> **Aim of the task**
State how many lines of the records contain the string "code", and give no other information.

> **Extracted material**

>>>>

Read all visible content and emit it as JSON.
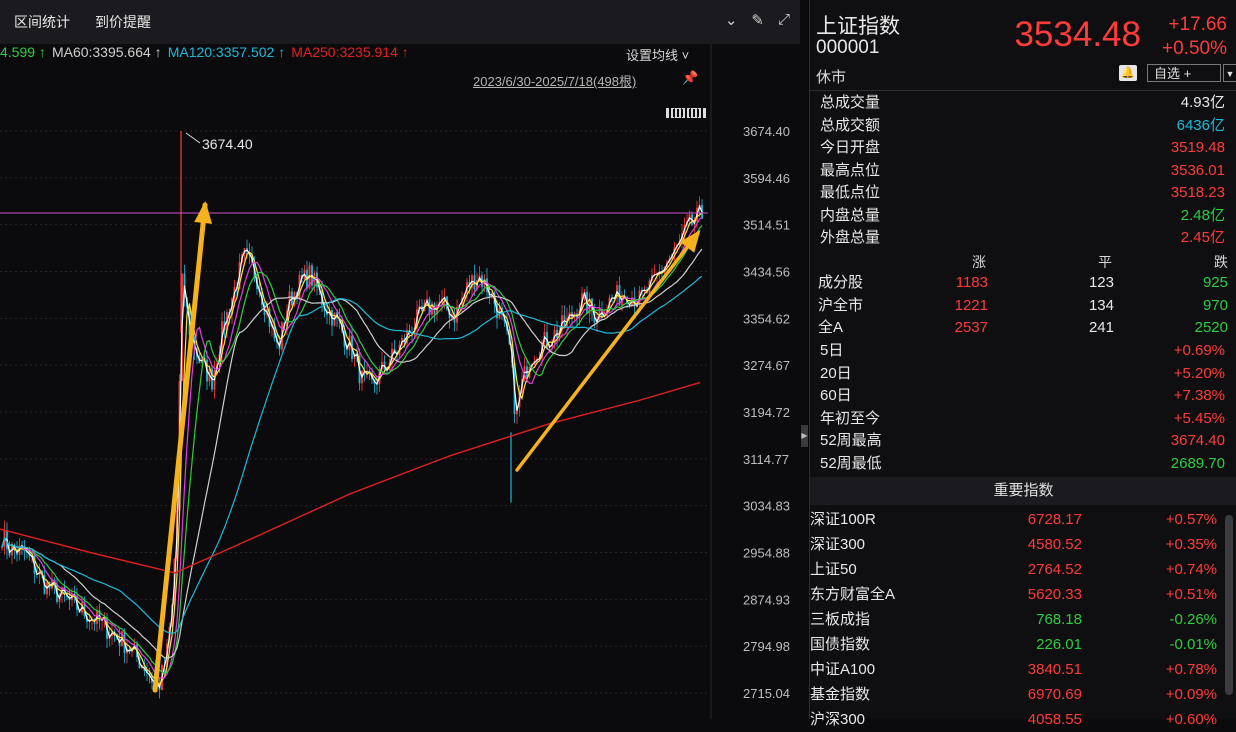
{
  "toolbar": {
    "tabs": [
      "区间统计",
      "到价提醒"
    ],
    "icons": [
      "chevron-down-circle-icon",
      "brush-icon",
      "expand-icon"
    ]
  },
  "ma_legend": [
    {
      "text": "4.599 ↑",
      "color": "#2ecc40"
    },
    {
      "text": "MA60:3395.664 ↑",
      "color": "#cfcfcf"
    },
    {
      "text": "MA120:3357.502 ↑",
      "color": "#1fb8d8"
    },
    {
      "text": "MA250:3235.914 ↑",
      "color": "#e02020"
    }
  ],
  "chart_controls": {
    "settings_label": "设置均线 ˅",
    "range_label": "2023/6/30-2025/7/18(498根)"
  },
  "chart_data": {
    "type": "line",
    "annotation_high": "3674.40",
    "y_ticks": [
      "3674.40",
      "3594.46",
      "3514.51",
      "3434.56",
      "3354.62",
      "3274.67",
      "3194.72",
      "3114.77",
      "3034.83",
      "2954.88",
      "2874.93",
      "2794.98",
      "2715.04"
    ],
    "ylim": [
      2715.04,
      3674.4
    ],
    "reference_line": 3534.48,
    "colors": {
      "up": "#ff3b3b",
      "down": "#1fb8d8",
      "ma5": "#ffffff",
      "ma10": "#f5e642",
      "ma20": "#e040e0",
      "ma30": "#2ecc40",
      "ma60": "#cfcfcf",
      "ma120": "#1fb8d8",
      "ma250": "#e02020",
      "arrow": "#f5b21c"
    }
  },
  "quote": {
    "name": "上证指数",
    "code": "000001",
    "status": "休市",
    "price": "3534.48",
    "change": "+17.66",
    "change_pct": "+0.50%",
    "watch_label": "自选 +"
  },
  "stats": [
    {
      "label": "总成交量",
      "value": "4.93亿",
      "color": "#e8e8e8"
    },
    {
      "label": "总成交额",
      "value": "6436亿",
      "color": "#1fb8d8"
    },
    {
      "label": "今日开盘",
      "value": "3519.48",
      "color": "#ff3b3b"
    },
    {
      "label": "最高点位",
      "value": "3536.01",
      "color": "#ff3b3b"
    },
    {
      "label": "最低点位",
      "value": "3518.23",
      "color": "#ff3b3b"
    },
    {
      "label": "内盘总量",
      "value": "2.48亿",
      "color": "#2ecc40"
    },
    {
      "label": "外盘总量",
      "value": "2.45亿",
      "color": "#ff3b3b"
    }
  ],
  "breadth": {
    "headers": [
      "涨",
      "平",
      "跌"
    ],
    "rows": [
      {
        "label": "成分股",
        "up": "1183",
        "flat": "123",
        "down": "925"
      },
      {
        "label": "沪全市",
        "up": "1221",
        "flat": "134",
        "down": "970"
      },
      {
        "label": "全A",
        "up": "2537",
        "flat": "241",
        "down": "2520"
      }
    ]
  },
  "periods": [
    {
      "label": "5日",
      "value": "+0.69%",
      "color": "#ff3b3b"
    },
    {
      "label": "20日",
      "value": "+5.20%",
      "color": "#ff3b3b"
    },
    {
      "label": "60日",
      "value": "+7.38%",
      "color": "#ff3b3b"
    },
    {
      "label": "年初至今",
      "value": "+5.45%",
      "color": "#ff3b3b"
    },
    {
      "label": "52周最高",
      "value": "3674.40",
      "color": "#ff3b3b"
    },
    {
      "label": "52周最低",
      "value": "2689.70",
      "color": "#2ecc40"
    }
  ],
  "indices": {
    "title": "重要指数",
    "rows": [
      {
        "name": "深证100R",
        "price": "6728.17",
        "change": "+0.57%",
        "color": "#ff3b3b"
      },
      {
        "name": "深证300",
        "price": "4580.52",
        "change": "+0.35%",
        "color": "#ff3b3b"
      },
      {
        "name": "上证50",
        "price": "2764.52",
        "change": "+0.74%",
        "color": "#ff3b3b"
      },
      {
        "name": "东方财富全A",
        "price": "5620.33",
        "change": "+0.51%",
        "color": "#ff3b3b"
      },
      {
        "name": "三板成指",
        "price": "768.18",
        "change": "-0.26%",
        "color": "#2ecc40"
      },
      {
        "name": "国债指数",
        "price": "226.01",
        "change": "-0.01%",
        "color": "#2ecc40"
      },
      {
        "name": "中证A100",
        "price": "3840.51",
        "change": "+0.78%",
        "color": "#ff3b3b"
      },
      {
        "name": "基金指数",
        "price": "6970.69",
        "change": "+0.09%",
        "color": "#ff3b3b"
      },
      {
        "name": "沪深300",
        "price": "4058.55",
        "change": "+0.60%",
        "color": "#ff3b3b"
      }
    ]
  }
}
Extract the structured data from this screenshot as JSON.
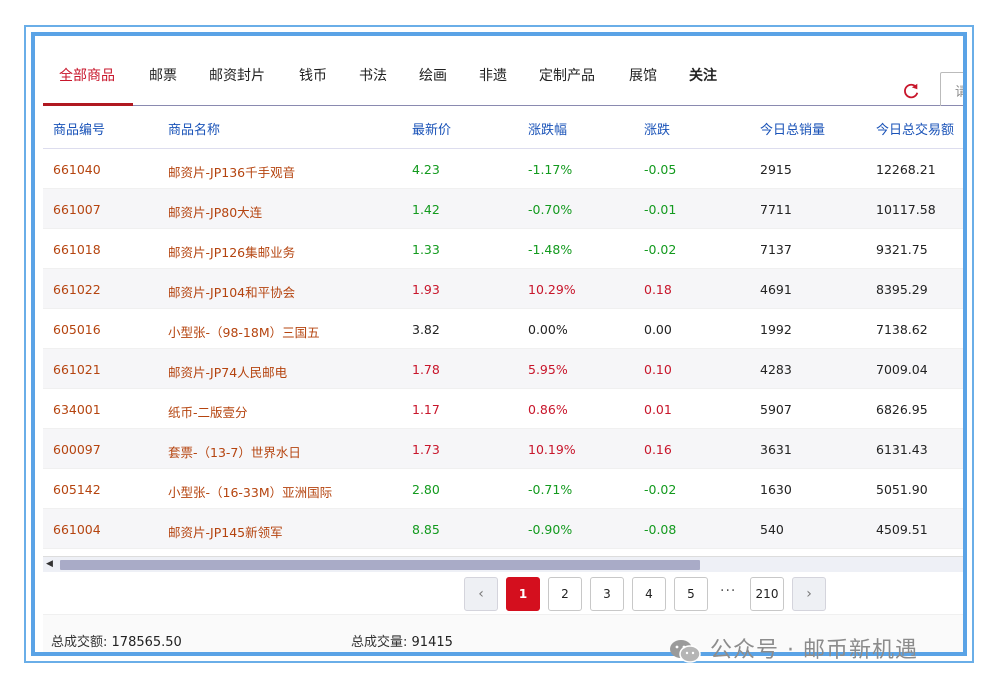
{
  "tabs": [
    {
      "label": "全部商品",
      "active": true
    },
    {
      "label": "邮票"
    },
    {
      "label": "邮资封片"
    },
    {
      "label": "钱币"
    },
    {
      "label": "书法"
    },
    {
      "label": "绘画"
    },
    {
      "label": "非遗"
    },
    {
      "label": "定制产品"
    },
    {
      "label": "展馆"
    },
    {
      "label": "关注",
      "bold": true
    }
  ],
  "search": {
    "placeholder": "请"
  },
  "columns": [
    "商品编号",
    "商品名称",
    "最新价",
    "涨跌幅",
    "涨跌",
    "今日总销量",
    "今日总交易额"
  ],
  "rows": [
    {
      "code": "661040",
      "name": "邮资片-JP136千手观音",
      "price": "4.23",
      "pct": "-1.17%",
      "change": "-0.05",
      "volume": "2915",
      "amount": "12268.21",
      "trend": "down"
    },
    {
      "code": "661007",
      "name": "邮资片-JP80大连",
      "price": "1.42",
      "pct": "-0.70%",
      "change": "-0.01",
      "volume": "7711",
      "amount": "10117.58",
      "trend": "down"
    },
    {
      "code": "661018",
      "name": "邮资片-JP126集邮业务",
      "price": "1.33",
      "pct": "-1.48%",
      "change": "-0.02",
      "volume": "7137",
      "amount": "9321.75",
      "trend": "down"
    },
    {
      "code": "661022",
      "name": "邮资片-JP104和平协会",
      "price": "1.93",
      "pct": "10.29%",
      "change": "0.18",
      "volume": "4691",
      "amount": "8395.29",
      "trend": "up"
    },
    {
      "code": "605016",
      "name": "小型张-（98-18M）三国五",
      "price": "3.82",
      "pct": "0.00%",
      "change": "0.00",
      "volume": "1992",
      "amount": "7138.62",
      "trend": "flat"
    },
    {
      "code": "661021",
      "name": "邮资片-JP74人民邮电",
      "price": "1.78",
      "pct": "5.95%",
      "change": "0.10",
      "volume": "4283",
      "amount": "7009.04",
      "trend": "up"
    },
    {
      "code": "634001",
      "name": "纸币-二版壹分",
      "price": "1.17",
      "pct": "0.86%",
      "change": "0.01",
      "volume": "5907",
      "amount": "6826.95",
      "trend": "up"
    },
    {
      "code": "600097",
      "name": "套票-（13-7）世界水日",
      "price": "1.73",
      "pct": "10.19%",
      "change": "0.16",
      "volume": "3631",
      "amount": "6131.43",
      "trend": "up"
    },
    {
      "code": "605142",
      "name": "小型张-（16-33M）亚洲国际",
      "price": "2.80",
      "pct": "-0.71%",
      "change": "-0.02",
      "volume": "1630",
      "amount": "5051.90",
      "trend": "down"
    },
    {
      "code": "661004",
      "name": "邮资片-JP145新领军",
      "price": "8.85",
      "pct": "-0.90%",
      "change": "-0.08",
      "volume": "540",
      "amount": "4509.51",
      "trend": "down"
    }
  ],
  "pagination": {
    "pages": [
      "1",
      "2",
      "3",
      "4",
      "5"
    ],
    "ellipsis": "···",
    "last": "210",
    "prev": "‹",
    "next": "›"
  },
  "footer": {
    "total_amount_label": "总成交额:",
    "total_amount": "178565.50",
    "total_volume_label": "总成交量:",
    "total_volume": "91415"
  },
  "watermark": "公众号 · 邮币新机遇",
  "colors": {
    "up": "#c8162b",
    "down": "#139a1e",
    "accent": "#d40f1e",
    "header": "#1a53b8",
    "code": "#b5440f"
  }
}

<<<<

> **Written reply**
12